DIRECTION =
Lines containing the string "respiratoire" are to be counted. Write only how many there are.
---------- RECORDS FOR THE EXERCISE ----------
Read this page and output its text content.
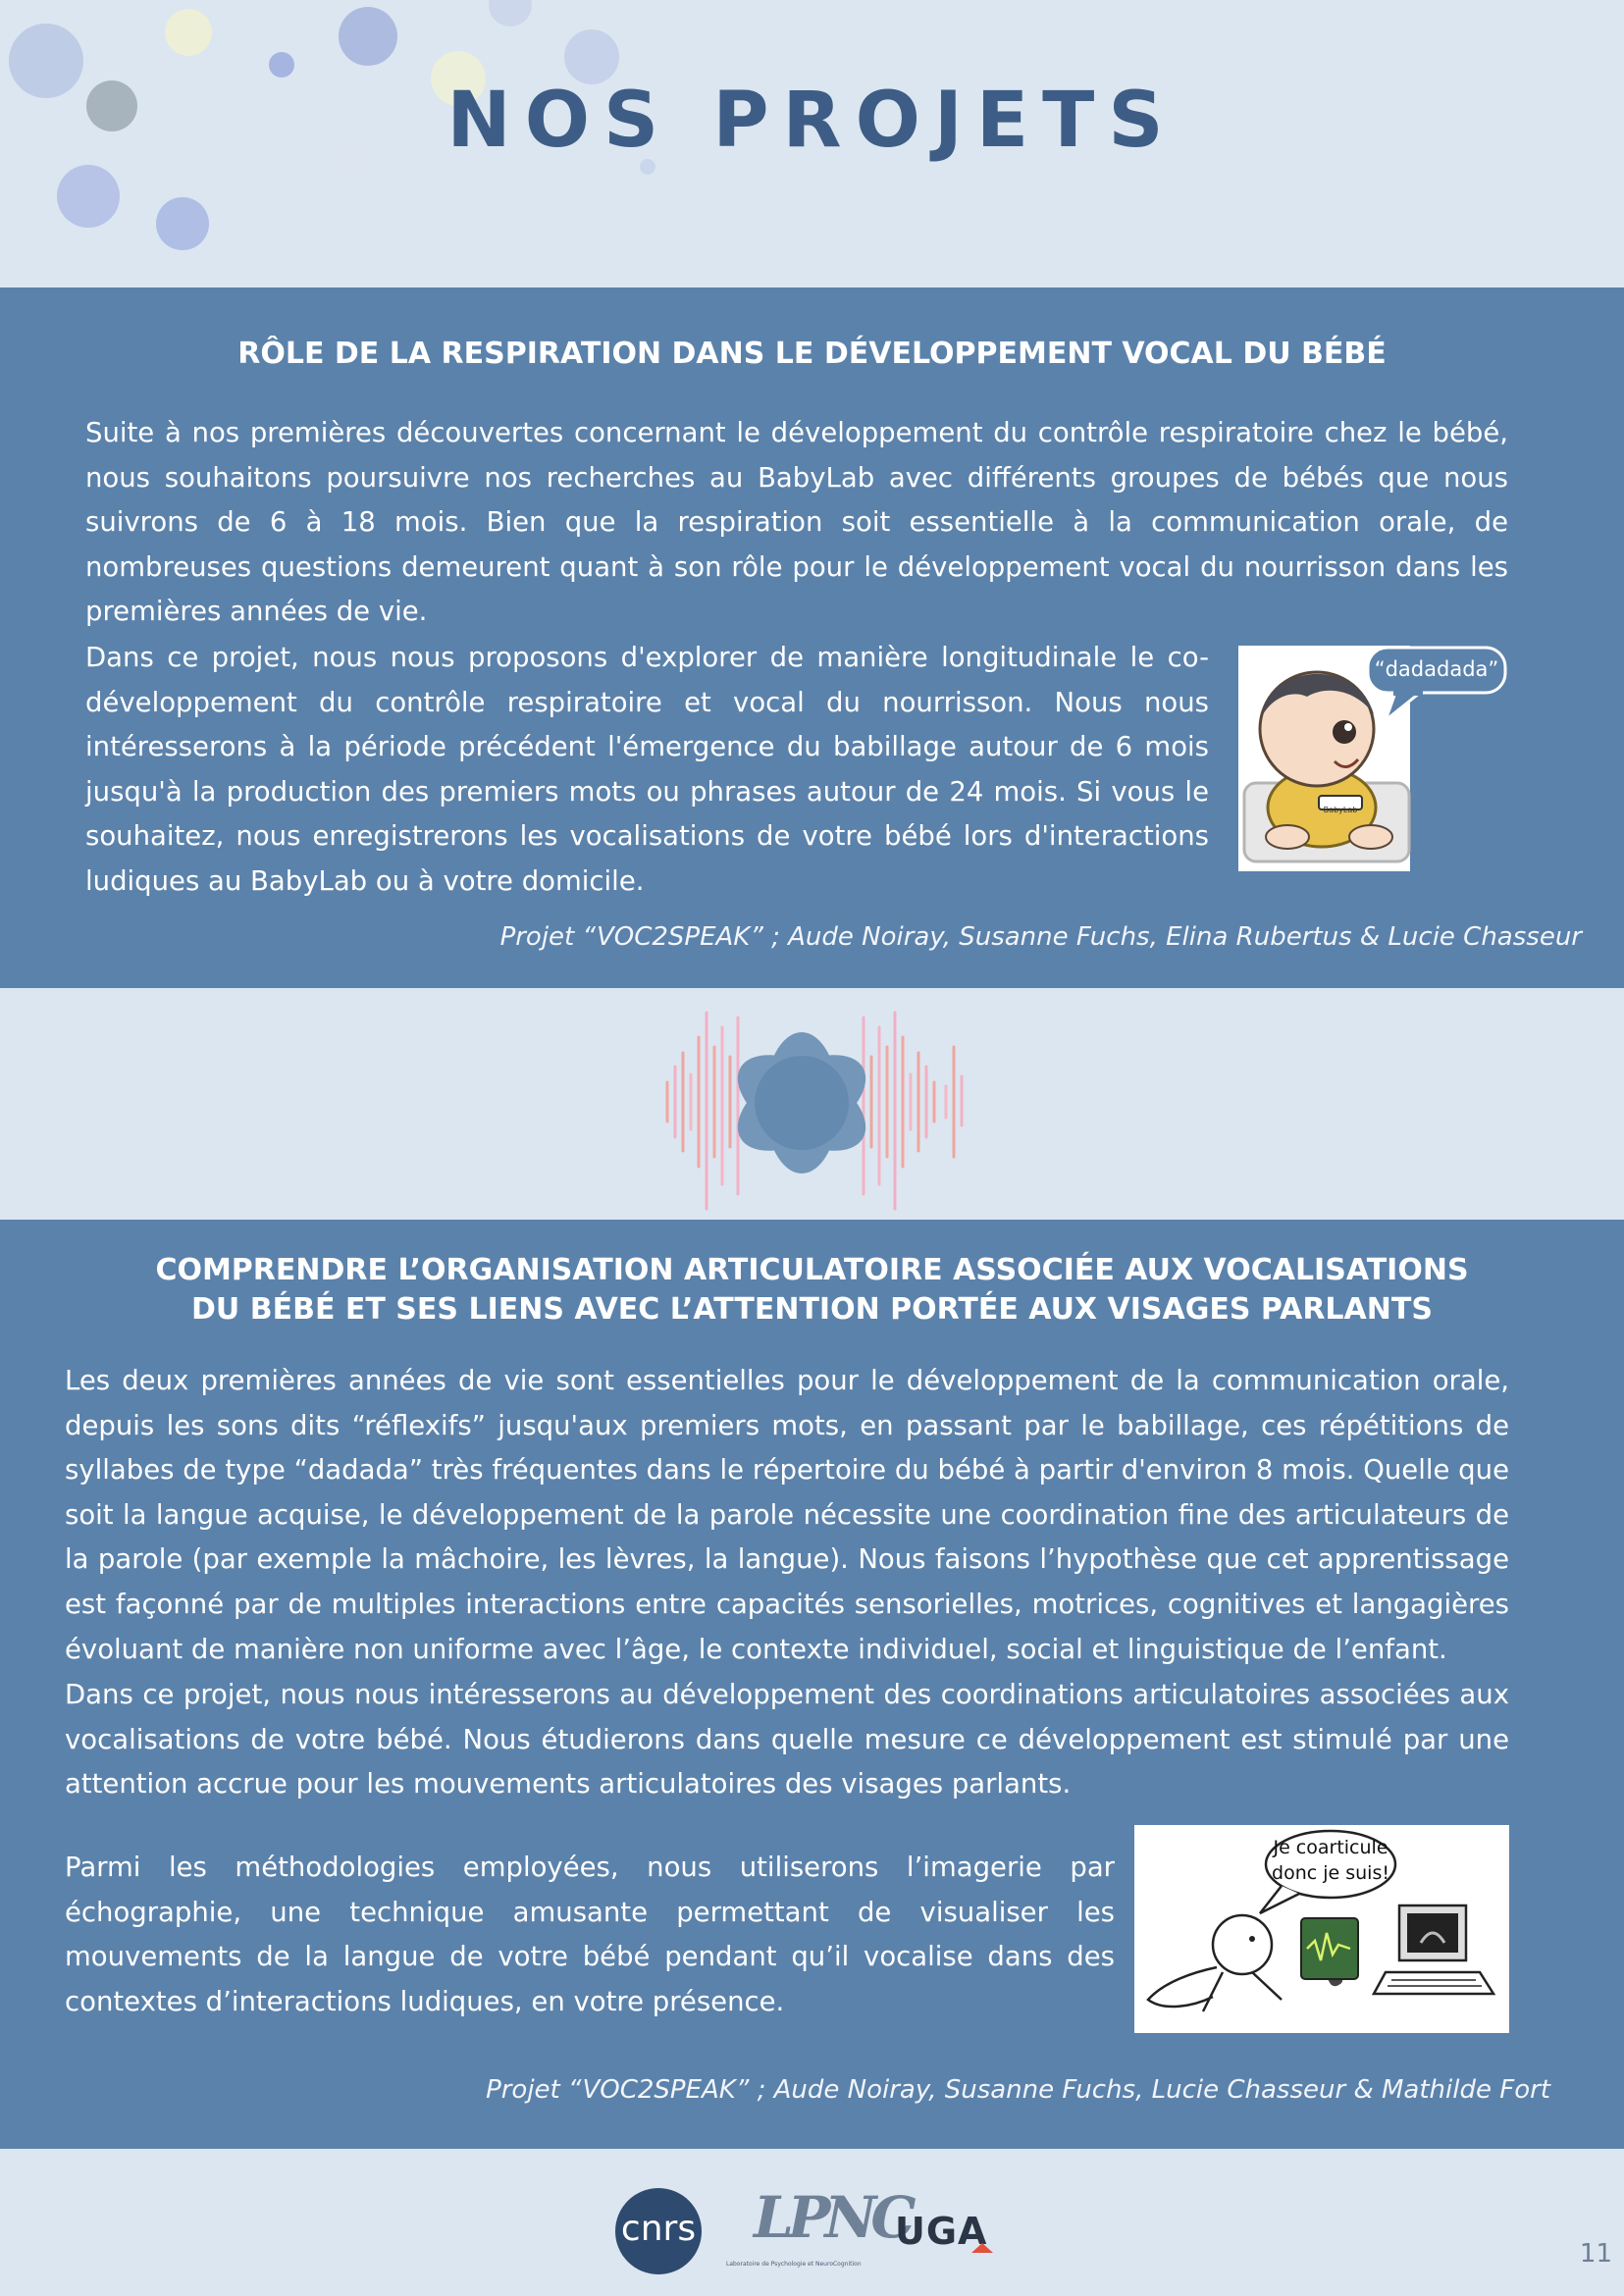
NOS PROJETS
RÔLE DE LA RESPIRATION DANS LE DÉVELOPPEMENT VOCAL DU BÉBÉ

Suite à nos premières découvertes concernant le développement du contrôle respiratoire chez le bébé, nous souhaitons poursuivre nos recherches au BabyLab avec différents groupes de bébés que nous suivrons de 6 à 18 mois. Bien que la respiration soit essentielle à la communication orale, de nombreuses questions demeurent quant à son rôle pour le développement vocal du nourrisson dans les premières années de vie.

Dans ce projet, nous nous proposons d'explorer de manière longitudinale le co-développement du contrôle respiratoire et vocal du nourrisson. Nous nous intéresserons à la période précédent l'émergence du babillage autour de 6 mois jusqu'à la production des premiers mots ou phrases autour de 24 mois. Si vous le souhaitez, nous enregistrerons les vocalisations de votre bébé lors d'interactions ludiques au BabyLab ou à votre domicile.

“dadadada”
BabyLab

Projet “VOC2SPEAK” ; Aude Noiray, Susanne Fuchs, Elina Rubertus & Lucie Chasseur

COMPRENDRE L’ORGANISATION ARTICULATOIRE ASSOCIÉE AUX VOCALISATIONS
DU BÉBÉ ET SES LIENS AVEC L’ATTENTION PORTÉE AUX VISAGES PARLANTS

Les deux premières années de vie sont essentielles pour le développement de la communication orale, depuis les sons dits “réflexifs” jusqu'aux premiers mots, en passant par le babillage, ces répétitions de syllabes de type “dadada” très fréquentes dans le répertoire du bébé à partir d'environ 8 mois. Quelle que soit la langue acquise, le développement de la parole nécessite une coordination fine des articulateurs de la parole (par exemple la mâchoire, les lèvres, la langue). Nous faisons l’hypothèse que cet apprentissage est façonné par de multiples interactions entre capacités sensorielles, motrices, cognitives et langagières évoluant de manière non uniforme avec l’âge, le contexte individuel, social et linguistique de l’enfant.

Dans ce projet, nous nous intéresserons au développement des coordinations articulatoires associées aux vocalisations de votre bébé. Nous étudierons dans quelle mesure ce développement est stimulé par une attention accrue pour les mouvements articulatoires des visages parlants.

Parmi les méthodologies employées, nous utiliserons l’imagerie par échographie, une technique amusante permettant de visualiser les mouvements de la langue de votre bébé pendant qu’il vocalise dans des contextes d’interactions ludiques, en votre présence.

Je coarticule
donc je suis!

Projet “VOC2SPEAK” ; Aude Noiray, Susanne Fuchs, Lucie Chasseur & Mathilde Fort

cnrs LPNC
Laboratoire de Psychologie et NeuroCognition
UGA
11
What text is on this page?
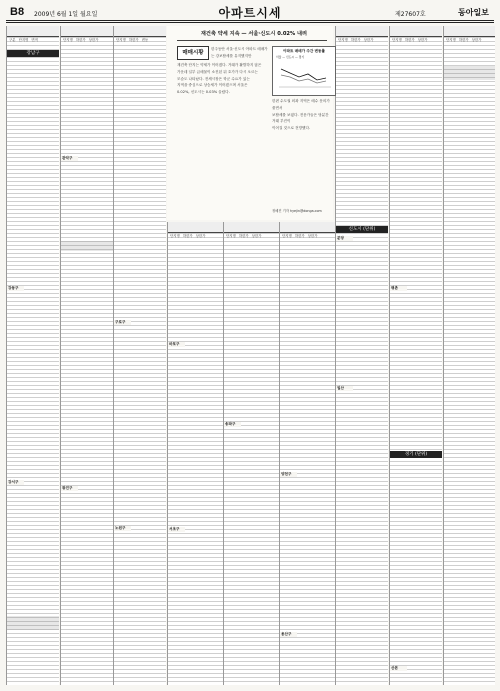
B8 2009년 6월 1일 월요일	아파트시세	제27607호	동아일보
구분 단지명 면적
강남구
강동구
강서구
단지명 하한가 상한가
관악구
광진구
단지명 하한가 변동
구로구
노원구
단지명 하한가 상한가
마포구
서초구
단지명 하한가 상한가
송파구
단지명 하한가 상한가
양천구
용산구
단지명 하한가 상한가
신도시 (단위)
분당
일산
단지명 하한가 상한가
평촌
경기 (단위)
산본
단지명 하한가 상한가
재건축 약세 지속 — 서울·신도시 0.02% 내려
매매시황
한주동안 서울·신도시 아파트 매매가는 강보합세를 유지했지만
재건축 단지는 약세가 이어졌다. 거래가 활발하지 않은
가운데 일부 급매물이 소진된 뒤 호가가 다시 오르는
모습도 나타났다. 전세시장은 학군 수요가 있는
지역을 중심으로 상승세가 이어졌으며 서울은
0.02%, 신도시는 0.03% 올랐다.
아파트 매매가 주간 변동률
서울 — 신도시 — 경기
한편 수도권 외곽 지역은 매수 문의가 줄면서
보합세를 보였다. 전문가들은 당분간 거래 부진이
이어질 것으로 전망했다.
정혜진 기자 hyejin@donga.com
----------
WORKED SOLUTION =
2